__CHALLENGE__:
Exactly reproduce each record listed below.

********************

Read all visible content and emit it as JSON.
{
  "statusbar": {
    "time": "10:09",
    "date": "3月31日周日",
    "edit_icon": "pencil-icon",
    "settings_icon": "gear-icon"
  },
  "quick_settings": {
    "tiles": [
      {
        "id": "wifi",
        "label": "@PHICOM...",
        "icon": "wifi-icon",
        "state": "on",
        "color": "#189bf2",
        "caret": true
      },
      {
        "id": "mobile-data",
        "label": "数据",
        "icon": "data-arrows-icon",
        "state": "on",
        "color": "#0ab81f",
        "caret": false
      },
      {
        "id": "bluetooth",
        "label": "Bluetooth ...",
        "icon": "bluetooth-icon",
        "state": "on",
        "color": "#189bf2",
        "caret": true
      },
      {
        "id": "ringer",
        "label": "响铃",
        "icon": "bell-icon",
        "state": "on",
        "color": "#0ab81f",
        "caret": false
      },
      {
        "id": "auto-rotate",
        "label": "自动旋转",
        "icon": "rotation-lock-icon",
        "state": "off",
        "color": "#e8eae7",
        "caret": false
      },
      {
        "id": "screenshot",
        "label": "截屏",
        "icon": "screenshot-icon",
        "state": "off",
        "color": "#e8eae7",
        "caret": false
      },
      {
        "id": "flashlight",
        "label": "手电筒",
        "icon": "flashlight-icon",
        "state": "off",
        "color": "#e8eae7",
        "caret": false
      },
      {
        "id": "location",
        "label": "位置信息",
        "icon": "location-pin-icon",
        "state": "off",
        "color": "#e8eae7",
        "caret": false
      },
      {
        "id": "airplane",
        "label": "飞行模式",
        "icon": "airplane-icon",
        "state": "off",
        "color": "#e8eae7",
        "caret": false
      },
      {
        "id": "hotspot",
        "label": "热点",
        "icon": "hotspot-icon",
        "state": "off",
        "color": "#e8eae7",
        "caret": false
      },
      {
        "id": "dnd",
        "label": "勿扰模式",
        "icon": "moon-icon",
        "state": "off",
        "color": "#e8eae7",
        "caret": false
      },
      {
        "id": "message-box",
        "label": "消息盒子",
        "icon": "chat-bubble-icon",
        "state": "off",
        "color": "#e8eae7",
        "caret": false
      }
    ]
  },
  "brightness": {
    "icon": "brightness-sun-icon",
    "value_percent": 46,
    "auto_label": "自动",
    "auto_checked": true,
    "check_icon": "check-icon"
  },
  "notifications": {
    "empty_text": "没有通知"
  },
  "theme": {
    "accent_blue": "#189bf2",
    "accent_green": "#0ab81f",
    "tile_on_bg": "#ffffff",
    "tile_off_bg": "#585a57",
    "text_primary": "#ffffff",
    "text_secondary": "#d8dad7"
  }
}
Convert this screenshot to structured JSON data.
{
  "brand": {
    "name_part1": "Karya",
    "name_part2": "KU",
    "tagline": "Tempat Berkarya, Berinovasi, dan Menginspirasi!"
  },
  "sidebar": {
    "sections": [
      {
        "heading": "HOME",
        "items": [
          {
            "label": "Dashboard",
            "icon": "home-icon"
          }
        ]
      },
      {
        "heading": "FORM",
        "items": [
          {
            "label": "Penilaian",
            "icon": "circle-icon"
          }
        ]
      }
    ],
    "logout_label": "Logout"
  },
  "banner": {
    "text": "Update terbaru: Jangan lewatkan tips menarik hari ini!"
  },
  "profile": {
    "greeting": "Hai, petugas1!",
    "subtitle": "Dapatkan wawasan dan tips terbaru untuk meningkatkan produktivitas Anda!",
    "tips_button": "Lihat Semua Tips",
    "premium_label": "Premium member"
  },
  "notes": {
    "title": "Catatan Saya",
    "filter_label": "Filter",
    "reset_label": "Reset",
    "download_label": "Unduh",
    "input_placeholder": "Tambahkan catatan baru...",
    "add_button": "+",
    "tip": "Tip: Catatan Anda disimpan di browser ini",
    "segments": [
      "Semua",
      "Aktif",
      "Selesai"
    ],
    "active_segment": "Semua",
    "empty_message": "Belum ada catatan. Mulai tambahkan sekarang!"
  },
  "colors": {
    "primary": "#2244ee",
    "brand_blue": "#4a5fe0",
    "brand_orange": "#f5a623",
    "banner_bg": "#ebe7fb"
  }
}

********************

__REPLY TO THE EXERCISE__:
Read all visible content and emit it as JSON.
{
  "statusbar": {
    "time": "10:09",
    "date": "3月31日周日",
    "edit_icon": "pencil-icon",
    "settings_icon": "gear-icon"
  },
  "quick_settings": {
    "tiles": [
      {
        "id": "wifi",
        "label": "@PHICOM...",
        "icon": "wifi-icon",
        "state": "on",
        "color": "#189bf2",
        "caret": true
      },
      {
        "id": "mobile-data",
        "label": "数据",
        "icon": "data-arrows-icon",
        "state": "on",
        "color": "#0ab81f",
        "caret": false
      },
      {
        "id": "bluetooth",
        "label": "Bluetooth ...",
        "icon": "bluetooth-icon",
        "state": "on",
        "color": "#189bf2",
        "caret": true
      },
      {
        "id": "ringer",
        "label": "响铃",
        "icon": "bell-icon",
        "state": "on",
        "color": "#0ab81f",
        "caret": false
      },
      {
        "id": "auto-rotate",
        "label": "自动旋转",
        "icon": "rotation-lock-icon",
        "state": "off",
        "color": "#e8eae7",
        "caret": false
      },
      {
        "id": "screenshot",
        "label": "截屏",
        "icon": "screenshot-icon",
        "state": "off",
        "color": "#e8eae7",
        "caret": false
      },
      {
        "id": "flashlight",
        "label": "手电筒",
        "icon": "flashlight-icon",
        "state": "off",
        "color": "#e8eae7",
        "caret": false
      },
      {
        "id": "location",
        "label": "位置信息",
        "icon": "location-pin-icon",
        "state": "off",
        "color": "#e8eae7",
        "caret": false
      },
      {
        "id": "airplane",
        "label": "飞行模式",
        "icon": "airplane-icon",
        "state": "off",
        "color": "#e8eae7",
        "caret": false
      },
      {
        "id": "hotspot",
        "label": "热点",
        "icon": "hotspot-icon",
        "state": "off",
        "color": "#e8eae7",
        "caret": false
      },
      {
        "id": "dnd",
        "label": "勿扰模式",
        "icon": "moon-icon",
        "state": "off",
        "color": "#e8eae7",
        "caret": false
      },
      {
        "id": "message-box",
        "label": "消息盒子",
        "icon": "chat-bubble-icon",
        "state": "off",
        "color": "#e8eae7",
        "caret": false
      }
    ]
  },
  "brightness": {
    "icon": "brightness-sun-icon",
    "value_percent": 46,
    "auto_label": "自动",
    "auto_checked": true,
    "check_icon": "check-icon"
  },
  "notifications": {
    "empty_text": "没有通知"
  },
  "theme": {
    "accent_blue": "#189bf2",
    "accent_green": "#0ab81f",
    "tile_on_bg": "#ffffff",
    "tile_off_bg": "#585a57",
    "text_primary": "#ffffff",
    "text_secondary": "#d8dad7"
  }
}
Convert this screenshot to structured JSON data.
{
  "brand": {
    "name_part1": "Karya",
    "name_part2": "KU",
    "tagline": "Tempat Berkarya, Berinovasi, dan Menginspirasi!"
  },
  "sidebar": {
    "sections": [
      {
        "heading": "HOME",
        "items": [
          {
            "label": "Dashboard",
            "icon": "home-icon"
          }
        ]
      },
      {
        "heading": "FORM",
        "items": [
          {
            "label": "Penilaian",
            "icon": "circle-icon"
          }
        ]
      }
    ],
    "logout_label": "Logout"
  },
  "banner": {
    "text": "Update terbaru: Jangan lewatkan tips menarik hari ini!"
  },
  "profile": {
    "greeting": "Hai, petugas1!",
    "subtitle": "Dapatkan wawasan dan tips terbaru untuk meningkatkan produktivitas Anda!",
    "tips_button": "Lihat Semua Tips",
    "premium_label": "Premium member"
  },
  "notes": {
    "title": "Catatan Saya",
    "filter_label": "Filter",
    "reset_label": "Reset",
    "download_label": "Unduh",
    "input_placeholder": "Tambahkan catatan baru...",
    "add_button": "+",
    "tip": "Tip: Catatan Anda disimpan di browser ini",
    "segments": [
      "Semua",
      "Aktif",
      "Selesai"
    ],
    "active_segment": "Semua",
    "empty_message": "Belum ada catatan. Mulai tambahkan sekarang!"
  },
  "colors": {
    "primary": "#2244ee",
    "brand_blue": "#4a5fe0",
    "brand_orange": "#f5a623",
    "banner_bg": "#ebe7fb"
  }
}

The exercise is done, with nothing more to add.